» **WHAT YOU HAVE TO DO**
Search the material for "nicht" and show all lines that contain it.

** start of DATA RECORDS **

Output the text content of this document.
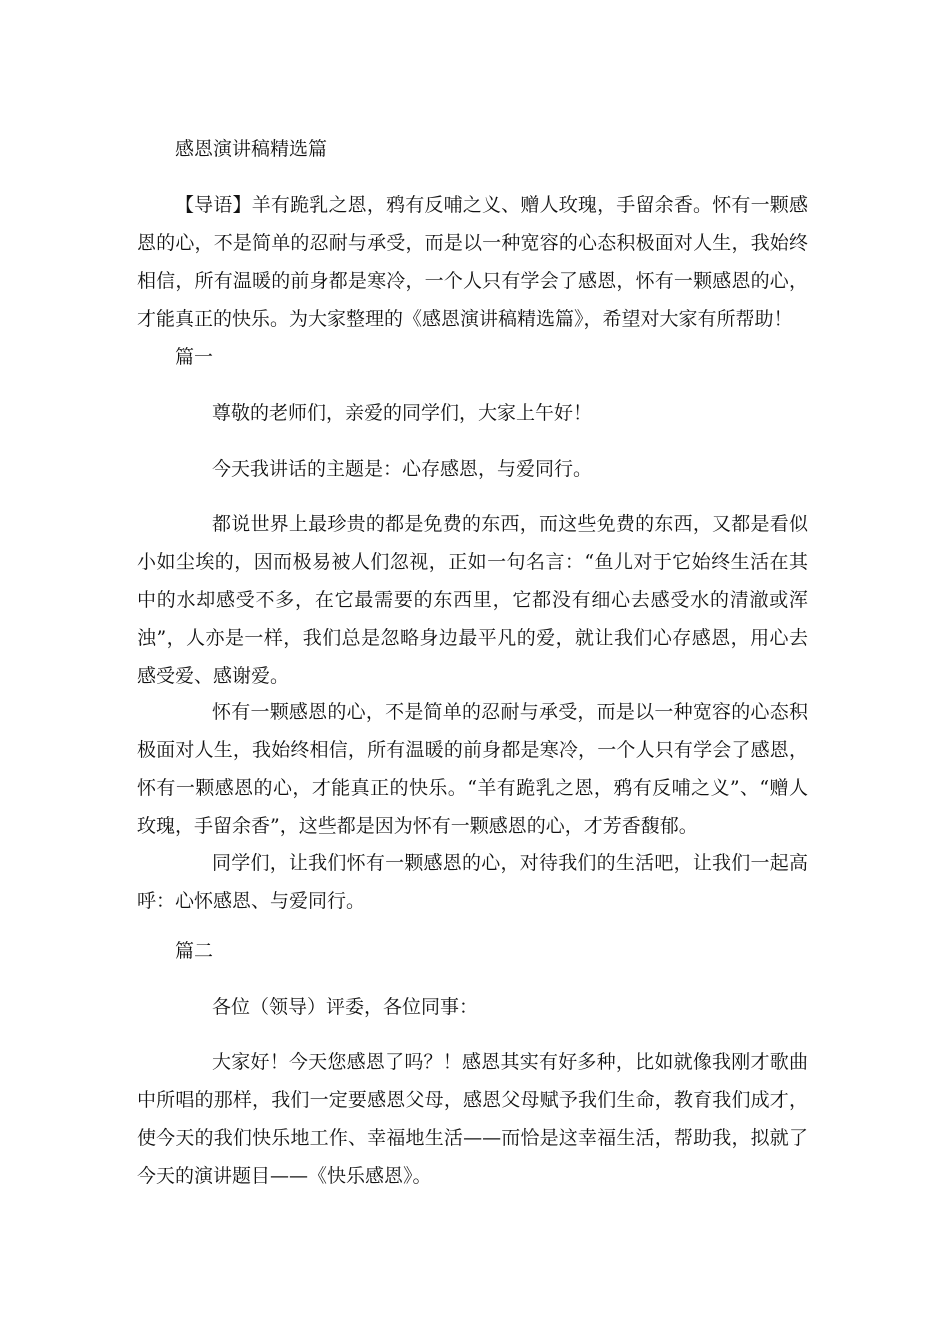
感恩演讲稿精选篇

【导语】羊有跪乳之恩，鸦有反哺之义、赠人玫瑰，手留余香。怀有一颗感恩的心，不是简单的忍耐与承受，而是以一种宽容的心态积极面对人生，我始终相信，所有温暖的前身都是寒冷，一个人只有学会了感恩，怀有一颗感恩的心，才能真正的快乐。为大家整理的《感恩演讲稿精选篇》，希望对大家有所帮助！

篇一

尊敬的老师们，亲爱的同学们，大家上午好！

今天我讲话的主题是：心存感恩，与爱同行。

都说世界上最珍贵的都是免费的东西，而这些免费的东西，又都是看似小如尘埃的，因而极易被人们忽视，正如一句名言：“鱼儿对于它始终生活在其中的水却感受不多，在它最需要的东西里，它都没有细心去感受水的清澈或浑浊”，人亦是一样，我们总是忽略身边最平凡的爱，就让我们心存感恩，用心去感受爱、感谢爱。

怀有一颗感恩的心，不是简单的忍耐与承受，而是以一种宽容的心态积极面对人生，我始终相信，所有温暖的前身都是寒冷，一个人只有学会了感恩，怀有一颗感恩的心，才能真正的快乐。“羊有跪乳之恩，鸦有反哺之义”、“赠人玫瑰，手留余香”，这些都是因为怀有一颗感恩的心，才芳香馥郁。

同学们，让我们怀有一颗感恩的心，对待我们的生活吧，让我们一起高呼：心怀感恩、与爱同行。

篇二

各位（领导）评委，各位同事：

大家好！今天您感恩了吗？！感恩其实有好多种，比如就像我刚才歌曲中所唱的那样，我们一定要感恩父母，感恩父母赋予我们生命，教育我们成才，使今天的我们快乐地工作、幸福地生活——而恰是这幸福生活，帮助我，拟就了今天的演讲题目——《快乐感恩》。
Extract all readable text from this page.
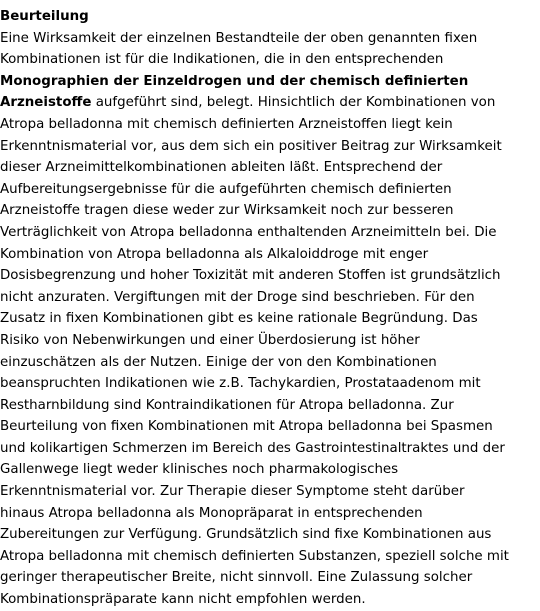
Beurteilung
Eine Wirksamkeit der einzelnen Bestandteile der oben genannten fixen
Kombinationen ist für die Indikationen, die in den entsprechenden
Monographien der Einzeldrogen und der chemisch definierten
Arzneistoffe aufgeführt sind, belegt. Hinsichtlich der Kombinationen von
Atropa belladonna mit chemisch definierten Arzneistoffen liegt kein
Erkenntnismaterial vor, aus dem sich ein positiver Beitrag zur Wirksamkeit
dieser Arzneimittelkombinationen ableiten läßt. Entsprechend der
Aufbereitungsergebnisse für die aufgeführten chemisch definierten
Arzneistoffe tragen diese weder zur Wirksamkeit noch zur besseren
Verträglichkeit von Atropa belladonna enthaltenden Arzneimitteln bei. Die
Kombination von Atropa belladonna als Alkaloiddroge mit enger
Dosisbegrenzung und hoher Toxizität mit anderen Stoffen ist grundsätzlich
nicht anzuraten. Vergiftungen mit der Droge sind beschrieben. Für den
Zusatz in fixen Kombinationen gibt es keine rationale Begründung. Das
Risiko von Nebenwirkungen und einer Überdosierung ist höher
einzuschätzen als der Nutzen. Einige der von den Kombinationen
beanspruchten Indikationen wie z.B. Tachykardien, Prostataadenom mit
Restharnbildung sind Kontraindikationen für Atropa belladonna. Zur
Beurteilung von fixen Kombinationen mit Atropa belladonna bei Spasmen
und kolikartigen Schmerzen im Bereich des Gastrointestinaltraktes und der
Gallenwege liegt weder klinisches noch pharmakologisches
Erkenntnismaterial vor. Zur Therapie dieser Symptome steht darüber
hinaus Atropa belladonna als Monopräparat in entsprechenden
Zubereitungen zur Verfügung. Grundsätzlich sind fixe Kombinationen aus
Atropa belladonna mit chemisch definierten Substanzen, speziell solche mit
geringer therapeutischer Breite, nicht sinnvoll. Eine Zulassung solcher
Kombinationspräparate kann nicht empfohlen werden.
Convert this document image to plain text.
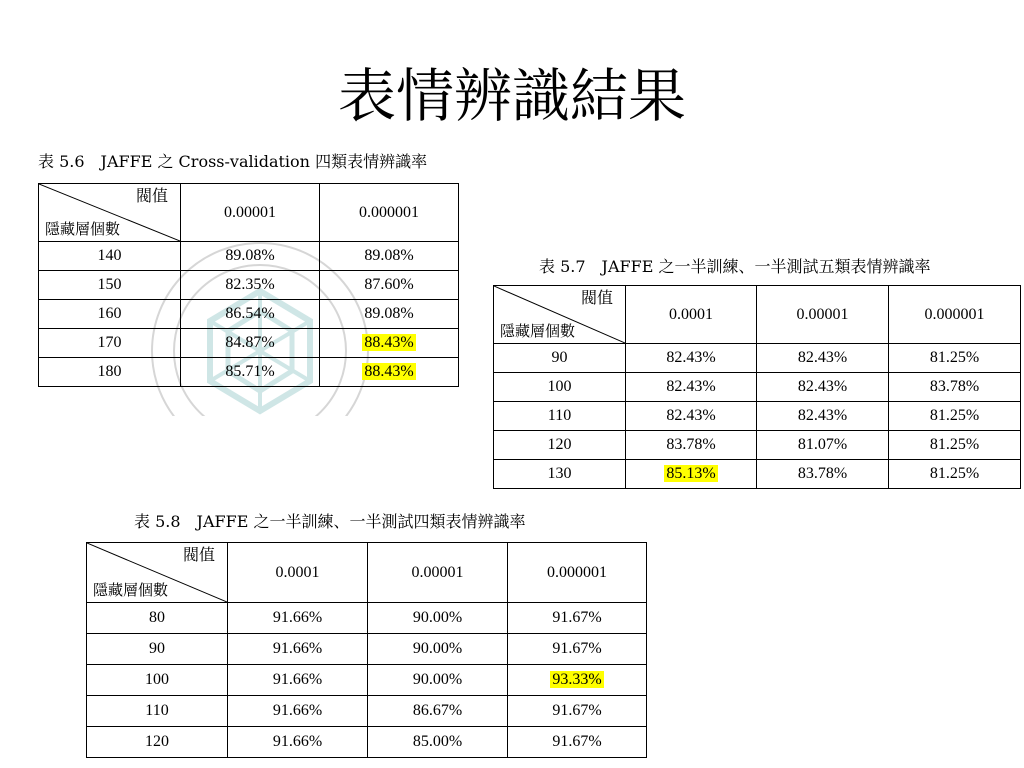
表情辨識結果
表 5.6　JAFFE 之 Cross-validation 四類表情辨識率
閥值
隱藏層個數	0.00001	0.000001
140	89.08%	89.08%
150	82.35%	87.60%
160	86.54%	89.08%
170	84.87%	88.43%
180	85.71%	88.43%
表 5.7　JAFFE 之一半訓練、一半測試五類表情辨識率
閥值
隱藏層個數	0.0001	0.00001	0.000001
90	82.43%	82.43%	81.25%
100	82.43%	82.43%	83.78%
110	82.43%	82.43%	81.25%
120	83.78%	81.07%	81.25%
130	85.13%	83.78%	81.25%
表 5.8　JAFFE 之一半訓練、一半測試四類表情辨識率
閥值
隱藏層個數	0.0001	0.00001	0.000001
80	91.66%	90.00%	91.67%
90	91.66%	90.00%	91.67%
100	91.66%	90.00%	93.33%
110	91.66%	86.67%	91.67%
120	91.66%	85.00%	91.67%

** end of DATA RECORDS **

» **ANSWER TO THE PROBLEM**
nicht anzuraten. Vergiftungen mit der Droge sind beschrieben. Für den
geringer therapeutischer Breite, nicht sinnvoll. Eine Zulassung solcher
Kombinationspräparate kann nicht empfohlen werden.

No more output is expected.